Saved entries:
-- BEGIN --
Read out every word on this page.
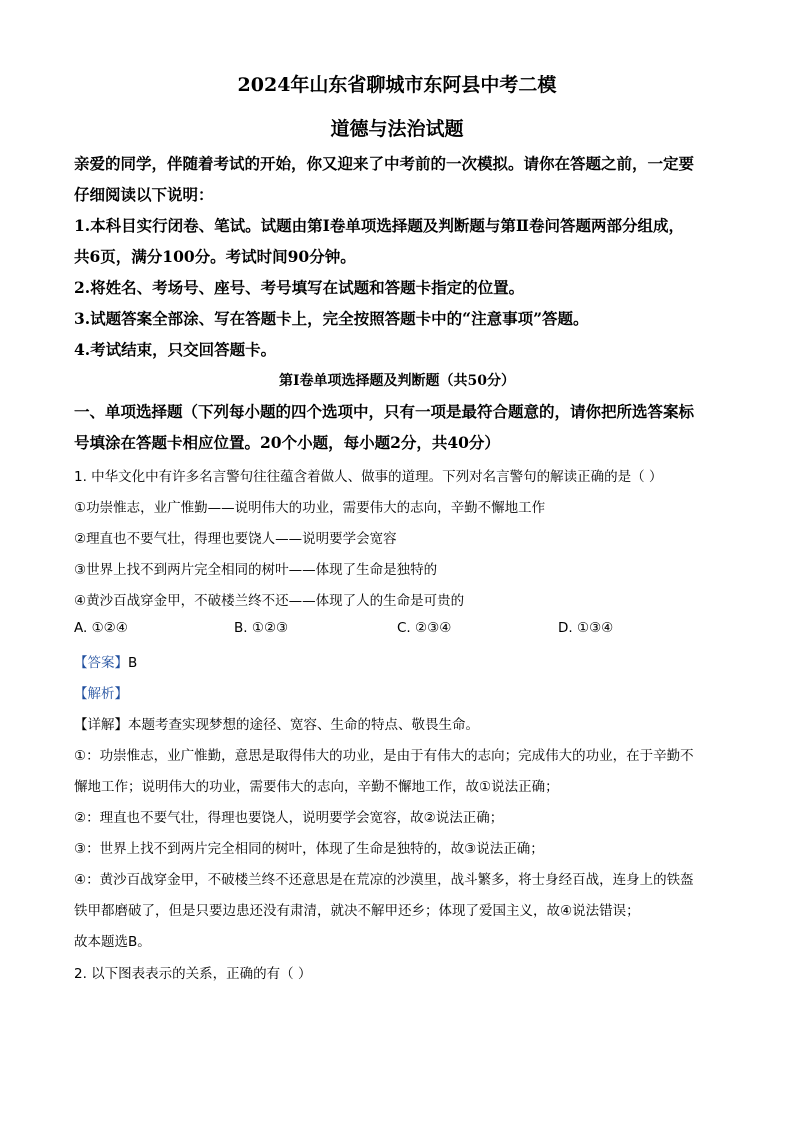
2024年山东省聊城市东阿县中考二模
道德与法治试题
亲爱的同学，伴随着考试的开始，你又迎来了中考前的一次模拟。请你在答题之前，一定要
仔细阅读以下说明：
1.本科目实行闭卷、笔试。试题由第Ⅰ卷单项选择题及判断题与第Ⅱ卷问答题两部分组成，
共6页，满分100分。考试时间90分钟。
2.将姓名、考场号、座号、考号填写在试题和答题卡指定的位置。
3.试题答案全部涂、写在答题卡上，完全按照答题卡中的“注意事项”答题。
4.考试结束，只交回答题卡。
第Ⅰ卷单项选择题及判断题（共50分）
一、单项选择题（下列每小题的四个选项中，只有一项是最符合题意的，请你把所选答案标
号填涂在答题卡相应位置。20个小题，每小题2分，共40分）
1. 中华文化中有许多名言警句往往蕴含着做人、做事的道理。下列对名言警句的解读正确的是（ ）
①功崇惟志，业广惟勤——说明伟大的功业，需要伟大的志向，辛勤不懈地工作
②理直也不要气壮，得理也要饶人——说明要学会宽容
③世界上找不到两片完全相同的树叶——体现了生命是独特的
④黄沙百战穿金甲，不破楼兰终不还——体现了人的生命是可贵的
A. ①②④	B. ①②③	C. ②③④	D. ①③④
【答案】B
【解析】
【详解】本题考查实现梦想的途径、宽容、生命的特点、敬畏生命。
①：功崇惟志，业广惟勤，意思是取得伟大的功业，是由于有伟大的志向；完成伟大的功业，在于辛勤不
懈地工作；说明伟大的功业，需要伟大的志向，辛勤不懈地工作，故①说法正确；
②：理直也不要气壮，得理也要饶人，说明要学会宽容，故②说法正确；
③：世界上找不到两片完全相同的树叶，体现了生命是独特的，故③说法正确；
④：黄沙百战穿金甲，不破楼兰终不还意思是在荒凉的沙漠里，战斗繁多，将士身经百战，连身上的铁盔
铁甲都磨破了，但是只要边患还没有肃清，就决不解甲还乡；体现了爱国主义，故④说法错误；
故本题选B。
2. 以下图表表示的关系，正确的有（ ）
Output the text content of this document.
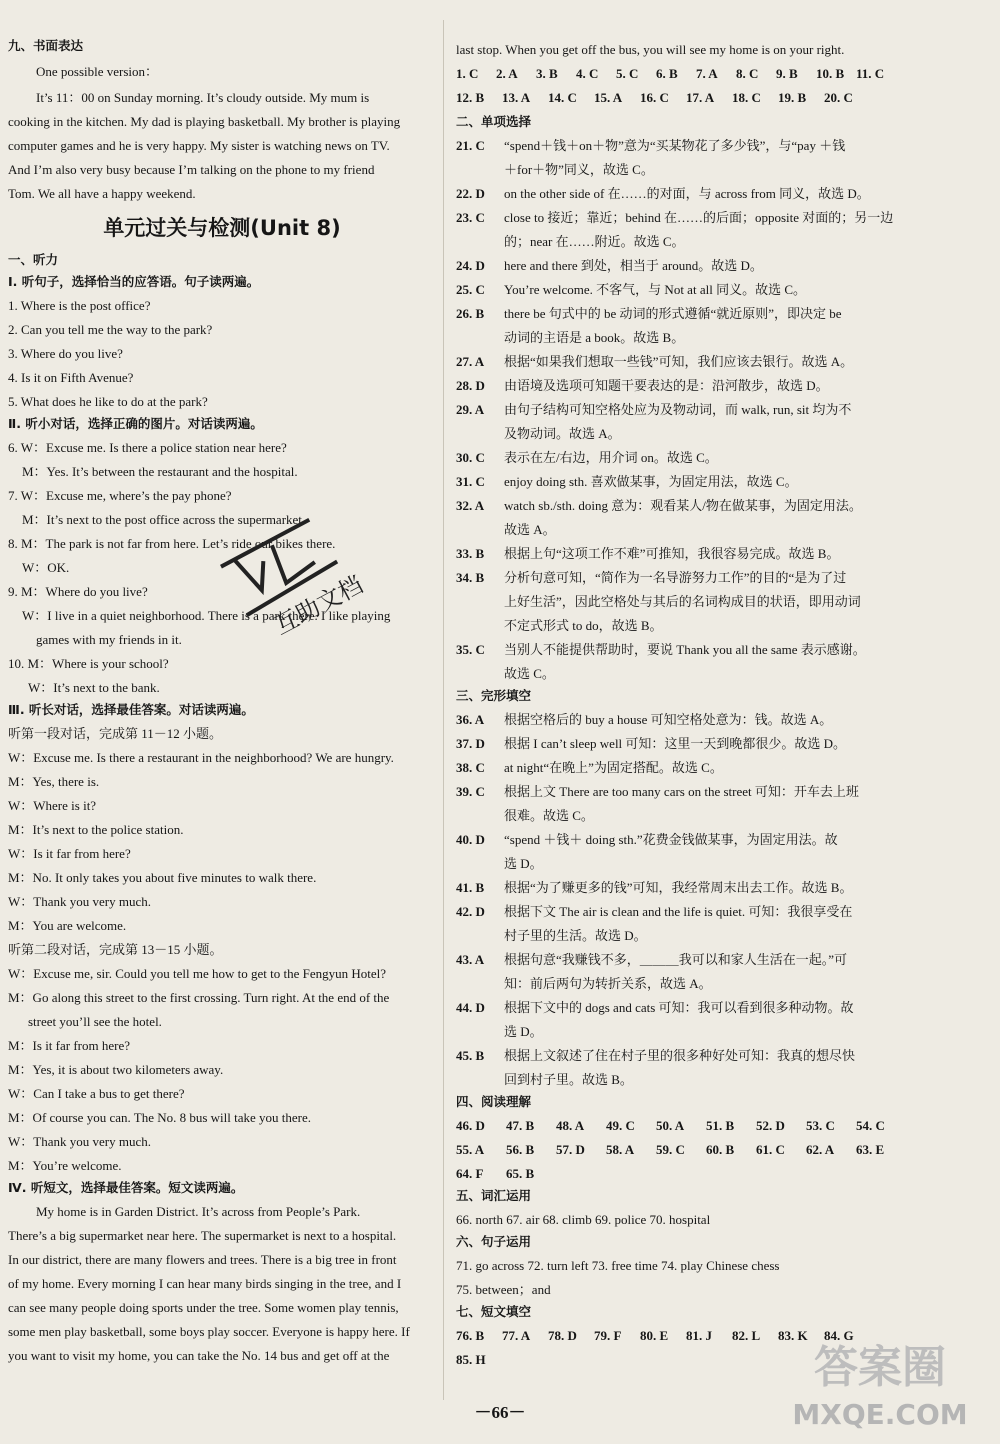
九、书面表达
One possible version：
It’s 11：00 on Sunday morning. It’s cloudy outside. My mum is
cooking in the kitchen. My dad is playing basketball. My brother is playing
computer games and he is very happy. My sister is watching news on TV.
And I’m also very busy because I’m talking on the phone to my friend
Tom. We all have a happy weekend.
单元过关与检测(Unit 8)
一、听力
Ⅰ. 听句子，选择恰当的应答语。句子读两遍。
1. Where is the post office?
2. Can you tell me the way to the park?
3. Where do you live?
4. Is it on Fifth Avenue?
5. What does he like to do at the park?
Ⅱ. 听小对话，选择正确的图片。对话读两遍。
6. W：Excuse me. Is there a police station near here?
M：Yes. It’s between the restaurant and the hospital.
7. W：Excuse me, where’s the pay phone?
M：It’s next to the post office across the supermarket.
8. M：The park is not far from here. Let’s ride our bikes there.
W：OK.
9. M：Where do you live?
W：I live in a quiet neighborhood. There is a park there. I like playing
games with my friends in it.
10. M：Where is your school?
W：It’s next to the bank.
Ⅲ. 听长对话，选择最佳答案。对话读两遍。
听第一段对话，完成第 11－12 小题。
W：Excuse me. Is there a restaurant in the neighborhood? We are hungry.
M：Yes, there is.
W：Where is it?
M：It’s next to the police station.
W：Is it far from here?
M：No. It only takes you about five minutes to walk there.
W：Thank you very much.
M：You are welcome.
听第二段对话，完成第 13－15 小题。
W：Excuse me, sir. Could you tell me how to get to the Fengyun Hotel?
M：Go along this street to the first crossing. Turn right. At the end of the
street you’ll see the hotel.
M：Is it far from here?
M：Yes, it is about two kilometers away.
W：Can I take a bus to get there?
M：Of course you can. The No. 8 bus will take you there.
W：Thank you very much.
M：You’re welcome.
Ⅳ. 听短文，选择最佳答案。短文读两遍。
My home is in Garden District. It’s across from People’s Park.
There’s a big supermarket near here. The supermarket is next to a hospital.
In our district, there are many flowers and trees. There is a big tree in front
of my home. Every morning I can hear many birds singing in the tree, and I
can see many people doing sports under the tree. Some women play tennis,
some men play basketball, some boys play soccer. Everyone is happy here. If
you want to visit my home, you can take the No. 14 bus and get off at the
互助文档
last stop. When you get off the bus, you will see my home is on your right.
1. C 2. A 3. B 4. C 5. C 6. B 7. A 8. C 9. B 10. B 11. C
12. B 13. A 14. C 15. A 16. C 17. A 18. C 19. B 20. C
二、单项选择
21. C “spend＋钱＋on＋物”意为“买某物花了多少钱”，与“pay ＋钱
＋for＋物”同义，故选 C。
22. D on the other side of 在……的对面，与 across from 同义，故选 D。
23. C close to 接近；靠近；behind 在……的后面；opposite 对面的；另一边
的；near 在……附近。故选 C。
24. D here and there 到处，相当于 around。故选 D。
25. C You’re welcome. 不客气，与 Not at all 同义。故选 C。
26. B there be 句式中的 be 动词的形式遵循“就近原则”，即决定 be
动词的主语是 a book。故选 B。
27. A 根据“如果我们想取一些钱”可知，我们应该去银行。故选 A。
28. D 由语境及选项可知题干要表达的是：沿河散步，故选 D。
29. A 由句子结构可知空格处应为及物动词，而 walk, run, sit 均为不
及物动词。故选 A。
30. C 表示在左/右边，用介词 on。故选 C。
31. C enjoy doing sth. 喜欢做某事，为固定用法，故选 C。
32. A watch sb./sth. doing 意为：观看某人/物在做某事，为固定用法。
故选 A。
33. B 根据上句“这项工作不难”可推知，我很容易完成。故选 B。
34. B 分析句意可知，“简作为一名导游努力工作”的目的“是为了过
上好生活”，因此空格处与其后的名词构成目的状语，即用动词
不定式形式 to do，故选 B。
35. C 当别人不能提供帮助时，要说 Thank you all the same 表示感谢。
故选 C。
三、完形填空
36. A 根据空格后的 buy a house 可知空格处意为：钱。故选 A。
37. D 根据 I can’t sleep well 可知：这里一天到晚都很少。故选 D。
38. C at night“在晚上”为固定搭配。故选 C。
39. C 根据上文 There are too many cars on the street 可知：开车去上班
很难。故选 C。
40. D “spend ＋钱＋ doing sth.”花费金钱做某事，为固定用法。故
选 D。
41. B 根据“为了赚更多的钱”可知，我经常周末出去工作。故选 B。
42. D 根据下文 The air is clean and the life is quiet. 可知：我很享受在
村子里的生活。故选 D。
43. A 根据句意“我赚钱不多，＿＿＿我可以和家人生活在一起。”可
知：前后两句为转折关系，故选 A。
44. D 根据下文中的 dogs and cats 可知：我可以看到很多种动物。故
选 D。
45. B 根据上文叙述了住在村子里的很多种好处可知：我真的想尽快
回到村子里。故选 B。
四、阅读理解
46. D 47. B 48. A 49. C 50. A 51. B 52. D 53. C 54. C
55. A 56. B 57. D 58. A 59. C 60. B 61. C 62. A 63. E
64. F 65. B
五、词汇运用
66. north 67. air 68. climb 69. police 70. hospital
六、句子运用
71. go across 72. turn left 73. free time 74. play Chinese chess
75. between；and
七、短文填空
76. B 77. A 78. D 79. F 80. E 81. J 82. L 83. K 84. G
85. H
－66－
答案圈
MXQE.COM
-- END --
WHAT YOU NEED TO DO: Output a single number: how many lines contain the word "next".

FINAL RESULT: 4